--- begin DATASET ---

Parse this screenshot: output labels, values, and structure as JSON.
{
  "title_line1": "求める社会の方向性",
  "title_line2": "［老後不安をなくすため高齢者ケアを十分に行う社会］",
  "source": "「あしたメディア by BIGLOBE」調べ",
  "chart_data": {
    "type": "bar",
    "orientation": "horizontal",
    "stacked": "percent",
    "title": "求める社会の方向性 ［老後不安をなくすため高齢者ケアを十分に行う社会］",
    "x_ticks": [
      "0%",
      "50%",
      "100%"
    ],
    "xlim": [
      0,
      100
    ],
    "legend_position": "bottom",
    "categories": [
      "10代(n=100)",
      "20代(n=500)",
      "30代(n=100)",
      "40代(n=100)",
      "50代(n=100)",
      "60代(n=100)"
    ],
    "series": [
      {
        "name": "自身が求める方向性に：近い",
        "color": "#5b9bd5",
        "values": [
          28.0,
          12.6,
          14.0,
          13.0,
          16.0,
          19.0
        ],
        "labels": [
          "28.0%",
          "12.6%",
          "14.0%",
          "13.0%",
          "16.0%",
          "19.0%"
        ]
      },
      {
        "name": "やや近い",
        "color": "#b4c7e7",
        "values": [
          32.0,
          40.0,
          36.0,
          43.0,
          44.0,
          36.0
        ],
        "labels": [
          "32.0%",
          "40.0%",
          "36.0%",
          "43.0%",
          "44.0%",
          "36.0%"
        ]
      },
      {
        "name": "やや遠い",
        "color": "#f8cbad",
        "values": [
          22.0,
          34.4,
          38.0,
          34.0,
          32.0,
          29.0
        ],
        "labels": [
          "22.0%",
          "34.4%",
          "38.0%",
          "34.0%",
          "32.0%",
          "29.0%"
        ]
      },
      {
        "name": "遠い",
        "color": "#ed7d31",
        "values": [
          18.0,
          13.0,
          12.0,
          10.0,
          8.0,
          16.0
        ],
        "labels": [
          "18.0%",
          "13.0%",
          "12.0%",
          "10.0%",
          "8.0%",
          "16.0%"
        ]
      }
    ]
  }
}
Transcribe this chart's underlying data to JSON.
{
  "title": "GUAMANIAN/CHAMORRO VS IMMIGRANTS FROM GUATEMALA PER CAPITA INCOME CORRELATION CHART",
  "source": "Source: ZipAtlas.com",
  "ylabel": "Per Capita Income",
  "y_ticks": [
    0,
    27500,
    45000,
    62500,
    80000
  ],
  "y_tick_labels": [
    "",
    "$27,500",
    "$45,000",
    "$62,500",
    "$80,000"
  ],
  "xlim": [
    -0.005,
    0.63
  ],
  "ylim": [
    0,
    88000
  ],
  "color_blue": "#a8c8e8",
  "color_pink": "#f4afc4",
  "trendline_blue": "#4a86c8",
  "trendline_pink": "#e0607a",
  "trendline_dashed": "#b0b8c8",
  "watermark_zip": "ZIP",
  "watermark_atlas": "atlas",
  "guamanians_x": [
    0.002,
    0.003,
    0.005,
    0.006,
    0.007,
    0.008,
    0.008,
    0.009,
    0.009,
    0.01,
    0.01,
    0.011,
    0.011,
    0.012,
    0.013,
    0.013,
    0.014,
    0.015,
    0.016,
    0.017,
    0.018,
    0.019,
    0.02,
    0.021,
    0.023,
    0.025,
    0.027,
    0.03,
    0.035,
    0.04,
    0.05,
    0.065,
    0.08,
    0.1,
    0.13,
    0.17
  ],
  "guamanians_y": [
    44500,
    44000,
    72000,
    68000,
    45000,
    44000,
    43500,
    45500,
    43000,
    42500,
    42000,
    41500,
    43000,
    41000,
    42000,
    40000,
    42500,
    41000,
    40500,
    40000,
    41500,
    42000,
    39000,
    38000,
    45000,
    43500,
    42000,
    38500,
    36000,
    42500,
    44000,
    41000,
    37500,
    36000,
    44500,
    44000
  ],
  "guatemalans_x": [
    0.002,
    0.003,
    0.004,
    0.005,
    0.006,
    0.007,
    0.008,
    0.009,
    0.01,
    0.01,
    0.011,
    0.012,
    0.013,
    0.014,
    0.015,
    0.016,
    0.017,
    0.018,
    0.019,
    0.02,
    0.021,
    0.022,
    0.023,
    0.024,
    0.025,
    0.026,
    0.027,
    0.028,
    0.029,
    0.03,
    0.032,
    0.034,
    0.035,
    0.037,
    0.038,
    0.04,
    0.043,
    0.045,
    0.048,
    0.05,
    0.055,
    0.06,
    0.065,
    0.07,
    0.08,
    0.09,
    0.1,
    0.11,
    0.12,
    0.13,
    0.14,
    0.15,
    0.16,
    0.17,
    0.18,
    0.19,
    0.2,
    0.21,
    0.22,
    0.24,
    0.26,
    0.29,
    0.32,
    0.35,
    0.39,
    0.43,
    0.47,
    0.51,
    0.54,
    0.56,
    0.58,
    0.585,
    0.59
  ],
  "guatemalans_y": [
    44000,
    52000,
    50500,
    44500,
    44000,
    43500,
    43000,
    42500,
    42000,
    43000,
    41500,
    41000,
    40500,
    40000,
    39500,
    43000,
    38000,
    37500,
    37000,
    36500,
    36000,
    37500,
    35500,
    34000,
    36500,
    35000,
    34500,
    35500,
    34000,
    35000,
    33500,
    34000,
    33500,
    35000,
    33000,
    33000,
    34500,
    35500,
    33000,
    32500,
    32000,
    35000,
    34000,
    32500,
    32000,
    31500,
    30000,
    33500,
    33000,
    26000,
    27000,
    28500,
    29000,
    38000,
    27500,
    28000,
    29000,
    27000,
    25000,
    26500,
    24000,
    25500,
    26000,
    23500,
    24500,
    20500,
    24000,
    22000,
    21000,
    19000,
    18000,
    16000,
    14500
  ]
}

--- end DATASET ---

## [GIVEN INSTRUCTION]
Search the data above for the string "name" and copy each line that has it.

## [FINAL RESULT]
        "name": "自身が求める方向性に：近い",
        "name": "やや近い",
        "name": "やや遠い",
        "name": "遠い",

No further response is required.